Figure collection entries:

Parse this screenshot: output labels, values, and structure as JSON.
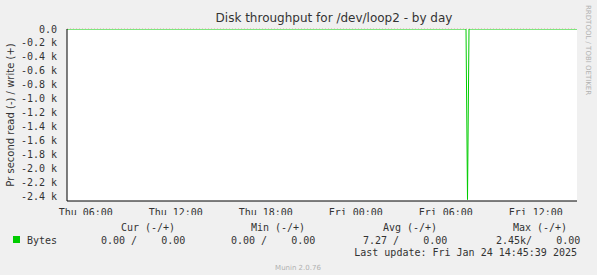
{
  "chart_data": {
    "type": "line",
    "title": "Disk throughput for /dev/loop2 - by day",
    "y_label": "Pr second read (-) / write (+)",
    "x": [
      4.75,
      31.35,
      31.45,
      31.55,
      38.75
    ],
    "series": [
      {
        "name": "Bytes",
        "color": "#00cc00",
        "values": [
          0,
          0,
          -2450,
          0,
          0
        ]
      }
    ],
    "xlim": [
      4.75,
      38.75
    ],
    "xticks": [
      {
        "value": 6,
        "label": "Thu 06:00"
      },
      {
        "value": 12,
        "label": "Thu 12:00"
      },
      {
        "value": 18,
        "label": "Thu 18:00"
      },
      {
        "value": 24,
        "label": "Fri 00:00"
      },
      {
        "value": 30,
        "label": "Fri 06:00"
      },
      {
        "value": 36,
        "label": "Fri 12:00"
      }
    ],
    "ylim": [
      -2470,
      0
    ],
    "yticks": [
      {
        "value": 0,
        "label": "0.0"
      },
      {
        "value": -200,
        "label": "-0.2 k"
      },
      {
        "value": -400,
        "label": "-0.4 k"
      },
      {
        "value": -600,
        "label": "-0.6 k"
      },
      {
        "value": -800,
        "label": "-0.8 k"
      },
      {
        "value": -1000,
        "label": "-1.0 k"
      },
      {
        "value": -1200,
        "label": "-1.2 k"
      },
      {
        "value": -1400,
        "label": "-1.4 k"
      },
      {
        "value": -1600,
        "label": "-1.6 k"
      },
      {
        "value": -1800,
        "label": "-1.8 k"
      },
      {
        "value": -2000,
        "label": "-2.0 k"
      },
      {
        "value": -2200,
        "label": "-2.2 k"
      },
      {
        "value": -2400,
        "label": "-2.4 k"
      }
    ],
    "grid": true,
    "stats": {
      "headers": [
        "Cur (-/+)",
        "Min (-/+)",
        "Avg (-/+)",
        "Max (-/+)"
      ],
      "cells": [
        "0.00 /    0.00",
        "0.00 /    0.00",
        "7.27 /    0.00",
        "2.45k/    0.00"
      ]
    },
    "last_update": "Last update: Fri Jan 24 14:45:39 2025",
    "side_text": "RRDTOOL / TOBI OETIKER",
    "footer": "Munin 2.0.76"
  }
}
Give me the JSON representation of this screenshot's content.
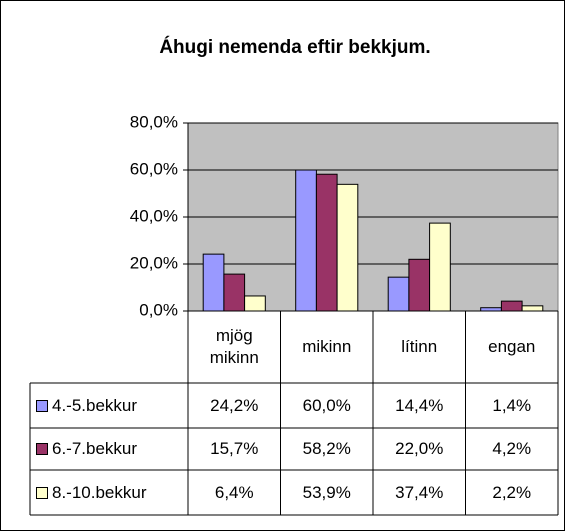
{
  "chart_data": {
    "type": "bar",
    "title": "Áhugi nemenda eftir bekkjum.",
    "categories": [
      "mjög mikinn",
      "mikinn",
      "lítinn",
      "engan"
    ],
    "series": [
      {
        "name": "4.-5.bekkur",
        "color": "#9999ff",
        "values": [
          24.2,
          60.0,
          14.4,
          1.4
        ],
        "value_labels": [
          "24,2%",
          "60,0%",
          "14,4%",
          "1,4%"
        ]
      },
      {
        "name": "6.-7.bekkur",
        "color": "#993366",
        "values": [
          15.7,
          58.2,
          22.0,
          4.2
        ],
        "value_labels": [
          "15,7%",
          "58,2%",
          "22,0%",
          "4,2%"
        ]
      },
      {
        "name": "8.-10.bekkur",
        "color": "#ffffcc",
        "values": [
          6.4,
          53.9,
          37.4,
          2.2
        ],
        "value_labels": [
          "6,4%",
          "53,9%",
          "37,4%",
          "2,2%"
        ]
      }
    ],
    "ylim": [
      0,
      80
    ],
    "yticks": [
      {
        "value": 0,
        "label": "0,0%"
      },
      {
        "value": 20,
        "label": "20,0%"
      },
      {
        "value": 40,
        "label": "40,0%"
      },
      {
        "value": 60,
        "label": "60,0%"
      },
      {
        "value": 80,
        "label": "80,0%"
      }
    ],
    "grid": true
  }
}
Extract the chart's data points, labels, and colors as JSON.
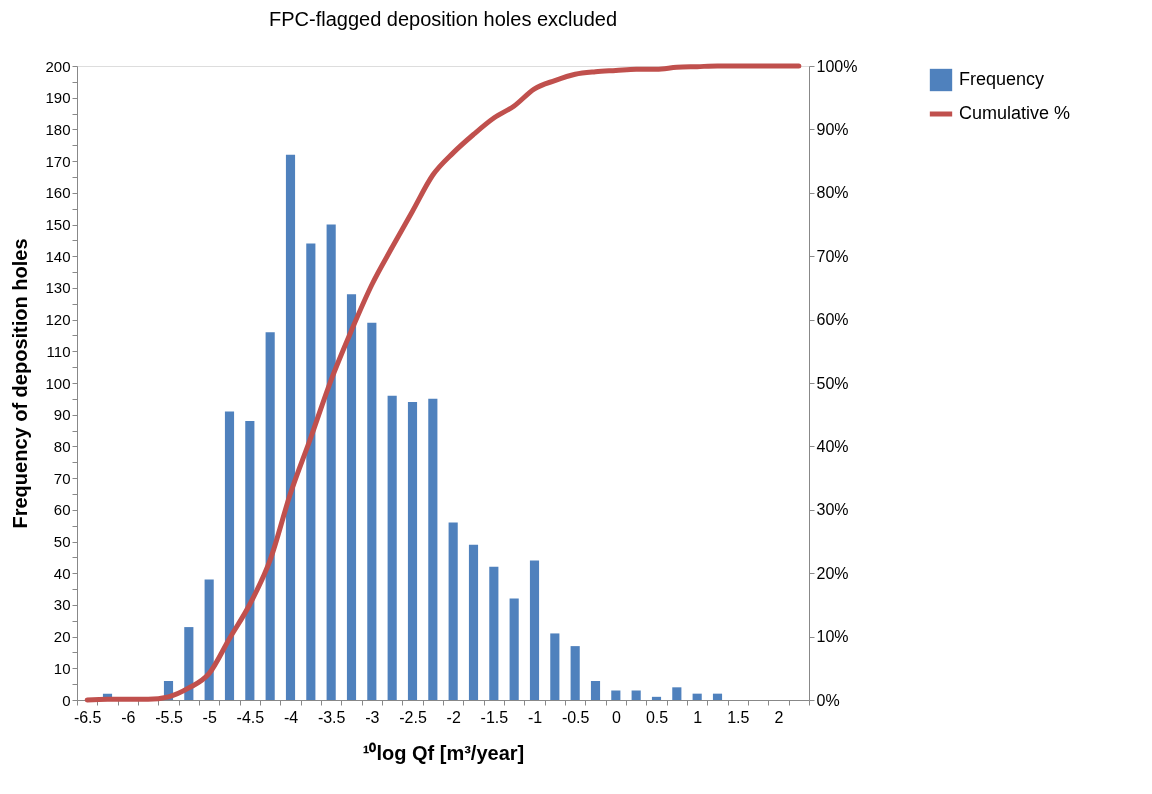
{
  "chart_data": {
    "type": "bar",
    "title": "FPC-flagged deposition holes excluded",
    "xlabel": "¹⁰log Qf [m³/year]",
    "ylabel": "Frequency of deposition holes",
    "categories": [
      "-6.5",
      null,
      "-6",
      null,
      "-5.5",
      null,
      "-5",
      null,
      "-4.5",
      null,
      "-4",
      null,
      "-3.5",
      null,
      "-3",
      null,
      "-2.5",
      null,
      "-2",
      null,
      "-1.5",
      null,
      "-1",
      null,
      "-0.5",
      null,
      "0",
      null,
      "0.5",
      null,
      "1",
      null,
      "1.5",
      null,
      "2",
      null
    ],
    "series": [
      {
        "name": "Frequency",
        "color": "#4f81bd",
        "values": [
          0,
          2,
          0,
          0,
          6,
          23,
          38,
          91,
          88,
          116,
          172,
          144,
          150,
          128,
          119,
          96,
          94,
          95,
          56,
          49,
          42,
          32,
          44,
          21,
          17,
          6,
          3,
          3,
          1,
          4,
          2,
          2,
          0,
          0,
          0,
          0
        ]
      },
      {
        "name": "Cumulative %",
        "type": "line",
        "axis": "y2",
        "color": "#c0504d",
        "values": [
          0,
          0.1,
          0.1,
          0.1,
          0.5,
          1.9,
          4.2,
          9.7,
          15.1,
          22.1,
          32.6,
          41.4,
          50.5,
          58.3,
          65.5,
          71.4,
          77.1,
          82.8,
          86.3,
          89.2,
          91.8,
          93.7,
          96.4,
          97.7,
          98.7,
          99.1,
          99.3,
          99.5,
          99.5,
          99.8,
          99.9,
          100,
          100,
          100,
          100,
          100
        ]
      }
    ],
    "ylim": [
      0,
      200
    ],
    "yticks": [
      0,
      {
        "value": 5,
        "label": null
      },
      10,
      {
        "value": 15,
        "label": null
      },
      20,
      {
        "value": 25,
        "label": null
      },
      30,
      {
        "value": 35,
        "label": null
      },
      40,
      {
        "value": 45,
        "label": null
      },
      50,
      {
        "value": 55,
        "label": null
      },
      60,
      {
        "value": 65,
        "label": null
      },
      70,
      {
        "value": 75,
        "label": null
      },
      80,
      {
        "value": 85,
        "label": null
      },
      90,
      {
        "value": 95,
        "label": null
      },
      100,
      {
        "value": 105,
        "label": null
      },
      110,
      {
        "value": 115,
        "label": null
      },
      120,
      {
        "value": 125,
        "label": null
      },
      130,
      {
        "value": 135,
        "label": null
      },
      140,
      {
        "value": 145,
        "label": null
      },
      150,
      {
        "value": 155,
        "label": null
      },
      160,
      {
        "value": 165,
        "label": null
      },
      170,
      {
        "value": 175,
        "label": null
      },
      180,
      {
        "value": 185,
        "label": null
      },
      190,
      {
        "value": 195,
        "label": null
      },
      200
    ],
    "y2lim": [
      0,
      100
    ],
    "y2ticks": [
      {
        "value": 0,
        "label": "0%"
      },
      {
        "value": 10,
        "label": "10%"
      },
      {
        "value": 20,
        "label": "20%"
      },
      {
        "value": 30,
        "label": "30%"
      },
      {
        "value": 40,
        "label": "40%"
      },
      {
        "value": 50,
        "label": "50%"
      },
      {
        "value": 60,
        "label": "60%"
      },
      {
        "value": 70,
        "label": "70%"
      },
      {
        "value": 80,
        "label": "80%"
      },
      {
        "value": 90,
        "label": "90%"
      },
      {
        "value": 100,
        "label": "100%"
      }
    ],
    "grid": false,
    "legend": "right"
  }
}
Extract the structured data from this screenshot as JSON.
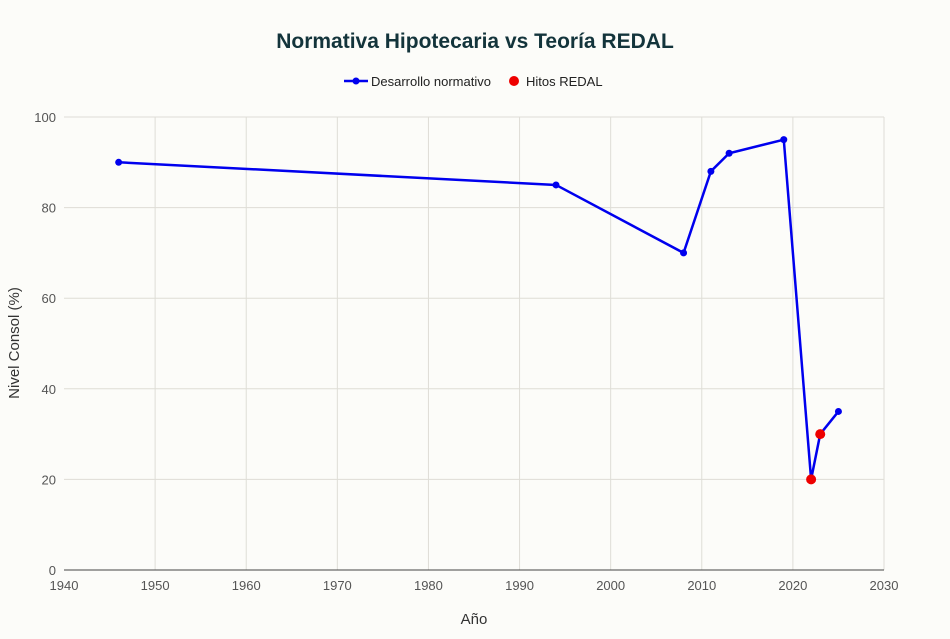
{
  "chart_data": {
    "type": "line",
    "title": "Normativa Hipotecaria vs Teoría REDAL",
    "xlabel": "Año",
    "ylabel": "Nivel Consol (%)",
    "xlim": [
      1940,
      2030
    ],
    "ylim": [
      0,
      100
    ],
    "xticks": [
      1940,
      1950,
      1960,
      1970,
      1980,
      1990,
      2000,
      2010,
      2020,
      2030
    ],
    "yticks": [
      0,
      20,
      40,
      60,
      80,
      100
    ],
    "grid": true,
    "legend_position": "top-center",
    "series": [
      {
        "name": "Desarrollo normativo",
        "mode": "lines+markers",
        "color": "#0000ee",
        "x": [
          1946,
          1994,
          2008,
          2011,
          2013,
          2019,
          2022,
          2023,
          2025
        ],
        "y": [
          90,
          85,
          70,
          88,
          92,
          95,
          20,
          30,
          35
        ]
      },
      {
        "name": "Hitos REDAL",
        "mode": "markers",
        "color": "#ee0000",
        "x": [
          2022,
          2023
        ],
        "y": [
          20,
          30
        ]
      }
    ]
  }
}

### TASK INSTRUCTIONS
Set down nothing but the lines from the one containing "Extract the structured" to the final line above, both included, with every picture left out.

### RESULT
Extract the structured data from this screenshot as JSON.
{
  "chart_data": {
    "type": "line",
    "title": "Normativa Hipotecaria vs Teoría REDAL",
    "xlabel": "Año",
    "ylabel": "Nivel Consol (%)",
    "xlim": [
      1940,
      2030
    ],
    "ylim": [
      0,
      100
    ],
    "xticks": [
      1940,
      1950,
      1960,
      1970,
      1980,
      1990,
      2000,
      2010,
      2020,
      2030
    ],
    "yticks": [
      0,
      20,
      40,
      60,
      80,
      100
    ],
    "grid": true,
    "legend_position": "top-center",
    "series": [
      {
        "name": "Desarrollo normativo",
        "mode": "lines+markers",
        "color": "#0000ee",
        "x": [
          1946,
          1994,
          2008,
          2011,
          2013,
          2019,
          2022,
          2023,
          2025
        ],
        "y": [
          90,
          85,
          70,
          88,
          92,
          95,
          20,
          30,
          35
        ]
      },
      {
        "name": "Hitos REDAL",
        "mode": "markers",
        "color": "#ee0000",
        "x": [
          2022,
          2023
        ],
        "y": [
          20,
          30
        ]
      }
    ]
  }
}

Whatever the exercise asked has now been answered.